Your objective> Entries follow. Set all of them down as they stand.
--- Start Given information ---
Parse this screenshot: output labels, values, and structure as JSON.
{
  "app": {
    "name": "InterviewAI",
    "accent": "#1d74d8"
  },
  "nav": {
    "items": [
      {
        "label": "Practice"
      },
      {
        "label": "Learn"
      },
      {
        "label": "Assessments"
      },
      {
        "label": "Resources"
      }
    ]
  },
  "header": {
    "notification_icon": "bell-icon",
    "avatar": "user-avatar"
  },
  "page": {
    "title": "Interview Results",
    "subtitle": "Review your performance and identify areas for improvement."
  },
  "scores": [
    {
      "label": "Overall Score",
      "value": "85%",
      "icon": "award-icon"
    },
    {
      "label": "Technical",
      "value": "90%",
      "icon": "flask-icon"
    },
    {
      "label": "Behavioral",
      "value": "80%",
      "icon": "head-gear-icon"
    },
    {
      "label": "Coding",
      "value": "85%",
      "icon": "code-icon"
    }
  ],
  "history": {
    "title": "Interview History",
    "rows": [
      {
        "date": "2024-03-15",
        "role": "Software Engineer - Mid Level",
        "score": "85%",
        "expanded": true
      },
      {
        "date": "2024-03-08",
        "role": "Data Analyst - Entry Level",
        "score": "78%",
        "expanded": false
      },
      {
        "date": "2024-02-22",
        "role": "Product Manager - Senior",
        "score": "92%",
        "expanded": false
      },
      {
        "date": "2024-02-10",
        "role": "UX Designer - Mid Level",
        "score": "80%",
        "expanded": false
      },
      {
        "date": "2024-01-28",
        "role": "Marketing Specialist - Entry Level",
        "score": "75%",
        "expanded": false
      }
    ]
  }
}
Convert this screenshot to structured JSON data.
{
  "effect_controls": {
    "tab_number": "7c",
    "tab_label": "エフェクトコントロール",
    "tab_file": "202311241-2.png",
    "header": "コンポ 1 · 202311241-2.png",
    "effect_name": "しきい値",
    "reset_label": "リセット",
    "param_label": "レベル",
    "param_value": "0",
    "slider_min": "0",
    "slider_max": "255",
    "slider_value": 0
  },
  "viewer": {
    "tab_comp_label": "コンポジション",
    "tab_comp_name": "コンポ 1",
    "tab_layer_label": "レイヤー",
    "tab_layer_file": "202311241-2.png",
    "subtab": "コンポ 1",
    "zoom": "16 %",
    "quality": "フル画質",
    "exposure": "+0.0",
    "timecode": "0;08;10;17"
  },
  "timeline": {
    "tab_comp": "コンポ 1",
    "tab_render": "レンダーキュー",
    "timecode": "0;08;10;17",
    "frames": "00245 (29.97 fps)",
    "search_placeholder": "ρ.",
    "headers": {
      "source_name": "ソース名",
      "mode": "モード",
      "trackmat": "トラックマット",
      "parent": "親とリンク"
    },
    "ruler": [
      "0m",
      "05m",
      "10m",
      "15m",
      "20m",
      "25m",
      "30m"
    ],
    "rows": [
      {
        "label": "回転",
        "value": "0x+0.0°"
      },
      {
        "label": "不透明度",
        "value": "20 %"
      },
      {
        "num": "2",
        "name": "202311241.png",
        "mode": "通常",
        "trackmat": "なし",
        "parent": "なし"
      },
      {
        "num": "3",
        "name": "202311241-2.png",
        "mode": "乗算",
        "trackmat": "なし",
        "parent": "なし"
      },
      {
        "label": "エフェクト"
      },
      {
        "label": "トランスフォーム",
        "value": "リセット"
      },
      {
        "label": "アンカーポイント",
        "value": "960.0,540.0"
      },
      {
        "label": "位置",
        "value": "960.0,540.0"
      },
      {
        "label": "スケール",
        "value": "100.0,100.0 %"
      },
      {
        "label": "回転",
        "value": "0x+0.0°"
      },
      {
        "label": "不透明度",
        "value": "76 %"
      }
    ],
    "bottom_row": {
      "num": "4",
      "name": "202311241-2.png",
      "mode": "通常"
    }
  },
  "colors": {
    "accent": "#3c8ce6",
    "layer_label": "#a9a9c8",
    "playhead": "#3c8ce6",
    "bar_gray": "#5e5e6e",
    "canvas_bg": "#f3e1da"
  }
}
--- End Given information ---
Correct result>
Parse this screenshot: output labels, values, and structure as JSON.
{
  "app": {
    "name": "InterviewAI",
    "accent": "#1d74d8"
  },
  "nav": {
    "items": [
      {
        "label": "Practice"
      },
      {
        "label": "Learn"
      },
      {
        "label": "Assessments"
      },
      {
        "label": "Resources"
      }
    ]
  },
  "header": {
    "notification_icon": "bell-icon",
    "avatar": "user-avatar"
  },
  "page": {
    "title": "Interview Results",
    "subtitle": "Review your performance and identify areas for improvement."
  },
  "scores": [
    {
      "label": "Overall Score",
      "value": "85%",
      "icon": "award-icon"
    },
    {
      "label": "Technical",
      "value": "90%",
      "icon": "flask-icon"
    },
    {
      "label": "Behavioral",
      "value": "80%",
      "icon": "head-gear-icon"
    },
    {
      "label": "Coding",
      "value": "85%",
      "icon": "code-icon"
    }
  ],
  "history": {
    "title": "Interview History",
    "rows": [
      {
        "date": "2024-03-15",
        "role": "Software Engineer - Mid Level",
        "score": "85%",
        "expanded": true
      },
      {
        "date": "2024-03-08",
        "role": "Data Analyst - Entry Level",
        "score": "78%",
        "expanded": false
      },
      {
        "date": "2024-02-22",
        "role": "Product Manager - Senior",
        "score": "92%",
        "expanded": false
      },
      {
        "date": "2024-02-10",
        "role": "UX Designer - Mid Level",
        "score": "80%",
        "expanded": false
      },
      {
        "date": "2024-01-28",
        "role": "Marketing Specialist - Entry Level",
        "score": "75%",
        "expanded": false
      }
    ]
  }
}
Convert this screenshot to structured JSON data.
{
  "effect_controls": {
    "tab_number": "7c",
    "tab_label": "エフェクトコントロール",
    "tab_file": "202311241-2.png",
    "header": "コンポ 1 · 202311241-2.png",
    "effect_name": "しきい値",
    "reset_label": "リセット",
    "param_label": "レベル",
    "param_value": "0",
    "slider_min": "0",
    "slider_max": "255",
    "slider_value": 0
  },
  "viewer": {
    "tab_comp_label": "コンポジション",
    "tab_comp_name": "コンポ 1",
    "tab_layer_label": "レイヤー",
    "tab_layer_file": "202311241-2.png",
    "subtab": "コンポ 1",
    "zoom": "16 %",
    "quality": "フル画質",
    "exposure": "+0.0",
    "timecode": "0;08;10;17"
  },
  "timeline": {
    "tab_comp": "コンポ 1",
    "tab_render": "レンダーキュー",
    "timecode": "0;08;10;17",
    "frames": "00245 (29.97 fps)",
    "search_placeholder": "ρ.",
    "headers": {
      "source_name": "ソース名",
      "mode": "モード",
      "trackmat": "トラックマット",
      "parent": "親とリンク"
    },
    "ruler": [
      "0m",
      "05m",
      "10m",
      "15m",
      "20m",
      "25m",
      "30m"
    ],
    "rows": [
      {
        "label": "回転",
        "value": "0x+0.0°"
      },
      {
        "label": "不透明度",
        "value": "20 %"
      },
      {
        "num": "2",
        "name": "202311241.png",
        "mode": "通常",
        "trackmat": "なし",
        "parent": "なし"
      },
      {
        "num": "3",
        "name": "202311241-2.png",
        "mode": "乗算",
        "trackmat": "なし",
        "parent": "なし"
      },
      {
        "label": "エフェクト"
      },
      {
        "label": "トランスフォーム",
        "value": "リセット"
      },
      {
        "label": "アンカーポイント",
        "value": "960.0,540.0"
      },
      {
        "label": "位置",
        "value": "960.0,540.0"
      },
      {
        "label": "スケール",
        "value": "100.0,100.0 %"
      },
      {
        "label": "回転",
        "value": "0x+0.0°"
      },
      {
        "label": "不透明度",
        "value": "76 %"
      }
    ],
    "bottom_row": {
      "num": "4",
      "name": "202311241-2.png",
      "mode": "通常"
    }
  },
  "colors": {
    "accent": "#3c8ce6",
    "layer_label": "#a9a9c8",
    "playhead": "#3c8ce6",
    "bar_gray": "#5e5e6e",
    "canvas_bg": "#f3e1da"
  }
}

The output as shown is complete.